## start Listed records

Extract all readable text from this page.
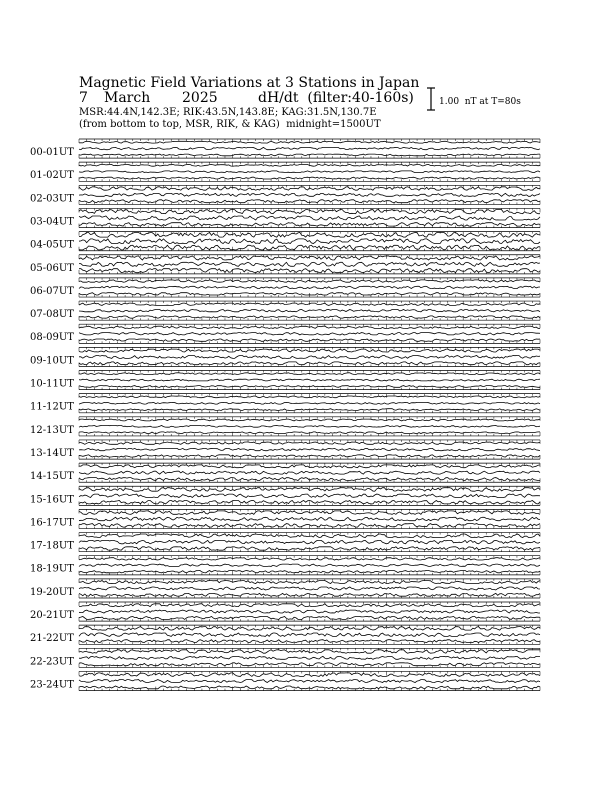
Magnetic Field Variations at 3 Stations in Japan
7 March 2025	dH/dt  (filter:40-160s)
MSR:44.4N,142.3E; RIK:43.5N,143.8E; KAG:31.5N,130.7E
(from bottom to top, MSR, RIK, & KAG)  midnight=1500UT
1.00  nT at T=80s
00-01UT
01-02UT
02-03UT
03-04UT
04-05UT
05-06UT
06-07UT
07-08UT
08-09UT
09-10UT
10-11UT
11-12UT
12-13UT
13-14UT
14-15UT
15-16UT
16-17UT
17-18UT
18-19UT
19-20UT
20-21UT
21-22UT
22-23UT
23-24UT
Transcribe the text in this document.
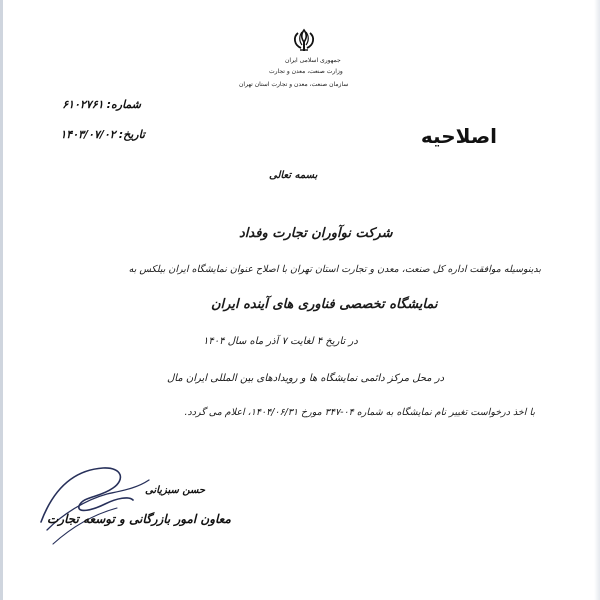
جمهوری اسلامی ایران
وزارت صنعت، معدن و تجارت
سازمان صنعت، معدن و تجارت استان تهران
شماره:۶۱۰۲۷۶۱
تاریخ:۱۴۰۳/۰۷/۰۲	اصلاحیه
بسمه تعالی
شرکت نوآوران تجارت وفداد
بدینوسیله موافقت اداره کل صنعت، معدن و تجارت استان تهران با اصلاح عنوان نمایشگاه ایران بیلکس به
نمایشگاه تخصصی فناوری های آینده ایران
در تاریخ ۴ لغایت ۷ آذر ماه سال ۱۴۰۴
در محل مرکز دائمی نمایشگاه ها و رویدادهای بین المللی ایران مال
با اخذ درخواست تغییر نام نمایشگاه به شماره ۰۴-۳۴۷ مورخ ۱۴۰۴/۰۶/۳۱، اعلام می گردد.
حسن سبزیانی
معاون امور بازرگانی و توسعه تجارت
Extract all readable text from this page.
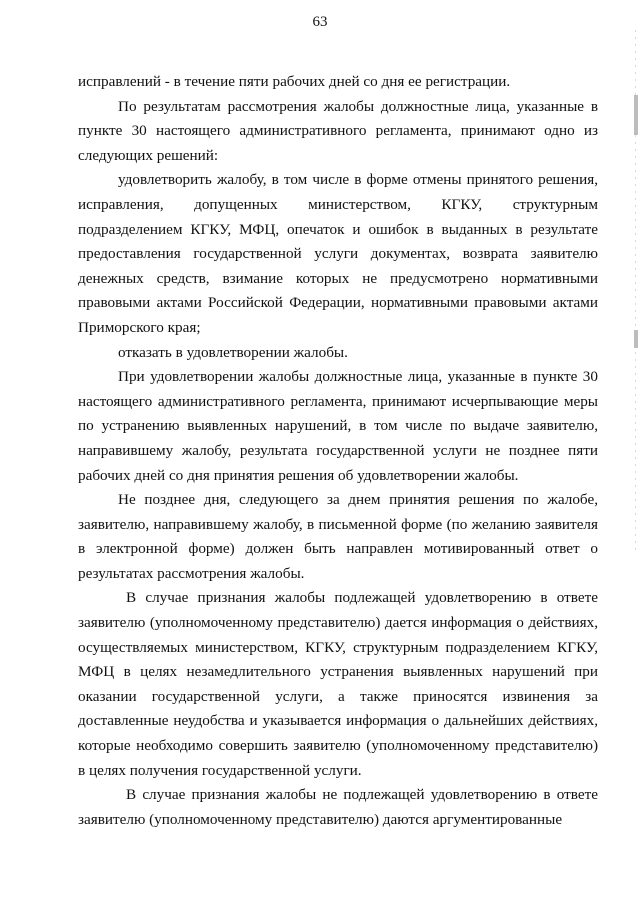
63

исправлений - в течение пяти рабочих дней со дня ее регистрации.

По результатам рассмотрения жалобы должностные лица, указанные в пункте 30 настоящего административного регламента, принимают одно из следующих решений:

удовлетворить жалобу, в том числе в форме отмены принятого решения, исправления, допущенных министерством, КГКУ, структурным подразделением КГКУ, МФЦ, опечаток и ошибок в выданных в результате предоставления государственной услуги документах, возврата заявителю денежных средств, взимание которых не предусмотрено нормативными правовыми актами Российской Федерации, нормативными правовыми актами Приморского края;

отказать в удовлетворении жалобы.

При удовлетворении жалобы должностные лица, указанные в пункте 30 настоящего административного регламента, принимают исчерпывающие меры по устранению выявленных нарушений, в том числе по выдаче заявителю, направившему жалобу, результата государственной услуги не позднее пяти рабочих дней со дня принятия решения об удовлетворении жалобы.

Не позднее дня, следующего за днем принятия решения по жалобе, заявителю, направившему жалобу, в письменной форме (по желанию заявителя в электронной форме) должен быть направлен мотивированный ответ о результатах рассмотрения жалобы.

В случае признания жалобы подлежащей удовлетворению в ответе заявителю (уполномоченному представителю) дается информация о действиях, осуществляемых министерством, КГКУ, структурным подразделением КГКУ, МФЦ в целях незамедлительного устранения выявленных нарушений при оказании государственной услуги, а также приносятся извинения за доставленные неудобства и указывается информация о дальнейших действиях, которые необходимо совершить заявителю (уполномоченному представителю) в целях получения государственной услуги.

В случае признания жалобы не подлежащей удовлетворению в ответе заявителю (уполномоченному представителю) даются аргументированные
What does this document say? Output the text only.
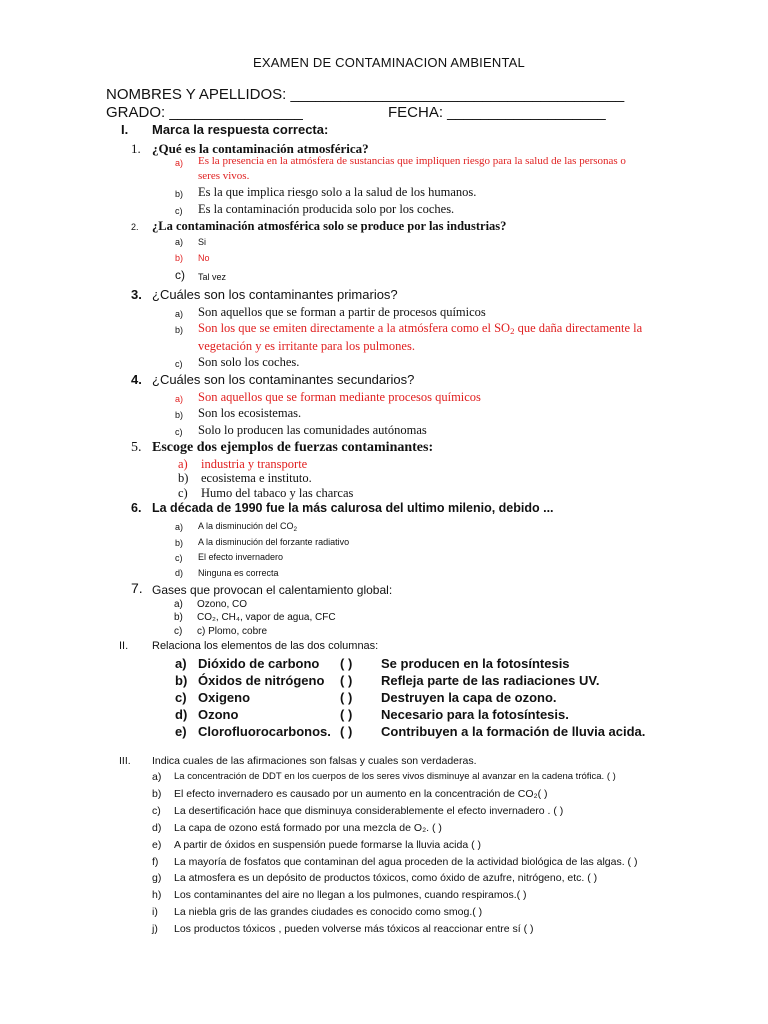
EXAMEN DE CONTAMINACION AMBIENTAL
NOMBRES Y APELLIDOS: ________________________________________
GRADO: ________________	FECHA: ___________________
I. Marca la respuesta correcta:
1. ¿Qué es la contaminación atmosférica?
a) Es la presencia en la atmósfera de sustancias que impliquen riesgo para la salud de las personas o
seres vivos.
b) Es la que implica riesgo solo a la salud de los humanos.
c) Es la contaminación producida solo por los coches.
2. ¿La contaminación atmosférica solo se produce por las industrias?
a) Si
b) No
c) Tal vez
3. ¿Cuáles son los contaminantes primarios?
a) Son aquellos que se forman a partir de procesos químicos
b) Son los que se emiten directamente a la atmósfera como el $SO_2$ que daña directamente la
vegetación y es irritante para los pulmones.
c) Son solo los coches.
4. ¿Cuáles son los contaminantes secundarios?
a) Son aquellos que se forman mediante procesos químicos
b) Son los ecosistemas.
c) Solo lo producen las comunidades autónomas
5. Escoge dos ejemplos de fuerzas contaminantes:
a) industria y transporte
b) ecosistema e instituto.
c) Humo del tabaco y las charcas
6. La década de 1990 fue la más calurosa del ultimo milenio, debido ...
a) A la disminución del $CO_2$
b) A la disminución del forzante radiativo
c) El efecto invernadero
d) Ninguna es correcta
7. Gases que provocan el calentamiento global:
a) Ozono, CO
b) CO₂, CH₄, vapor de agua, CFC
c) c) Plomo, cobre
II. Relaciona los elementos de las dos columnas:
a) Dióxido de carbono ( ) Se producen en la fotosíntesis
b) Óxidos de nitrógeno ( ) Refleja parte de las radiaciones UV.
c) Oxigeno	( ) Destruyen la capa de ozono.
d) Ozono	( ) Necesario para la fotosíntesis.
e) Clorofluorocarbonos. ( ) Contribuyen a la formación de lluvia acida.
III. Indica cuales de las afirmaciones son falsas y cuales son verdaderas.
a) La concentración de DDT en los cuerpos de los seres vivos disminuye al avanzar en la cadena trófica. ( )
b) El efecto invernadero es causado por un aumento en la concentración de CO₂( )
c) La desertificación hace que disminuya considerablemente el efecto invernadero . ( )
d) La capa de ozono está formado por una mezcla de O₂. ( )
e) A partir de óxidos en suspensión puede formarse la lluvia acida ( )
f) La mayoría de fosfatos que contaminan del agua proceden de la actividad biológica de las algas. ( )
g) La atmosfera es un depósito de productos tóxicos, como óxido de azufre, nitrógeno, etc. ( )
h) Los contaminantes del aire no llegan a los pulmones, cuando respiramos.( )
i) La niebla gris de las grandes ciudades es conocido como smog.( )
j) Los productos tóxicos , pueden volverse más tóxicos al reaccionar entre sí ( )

## end Listed records

> [Your objective] Which lines hold the word "пункте"? Copy each of them from the records.

> [Reply]
По результатам рассмотрения жалобы должностные лица, указанные в пункте 30 настоящего административного регламента, принимают одно из следующих решений:
При удовлетворении жалобы должностные лица, указанные в пункте 30 настоящего административного регламента, принимают исчерпывающие меры по устранению выявленных нарушений, в том числе по выдаче заявителю, направившему жалобу, результата государственной услуги не позднее пяти рабочих дней со дня принятия решения об удовлетворении жалобы.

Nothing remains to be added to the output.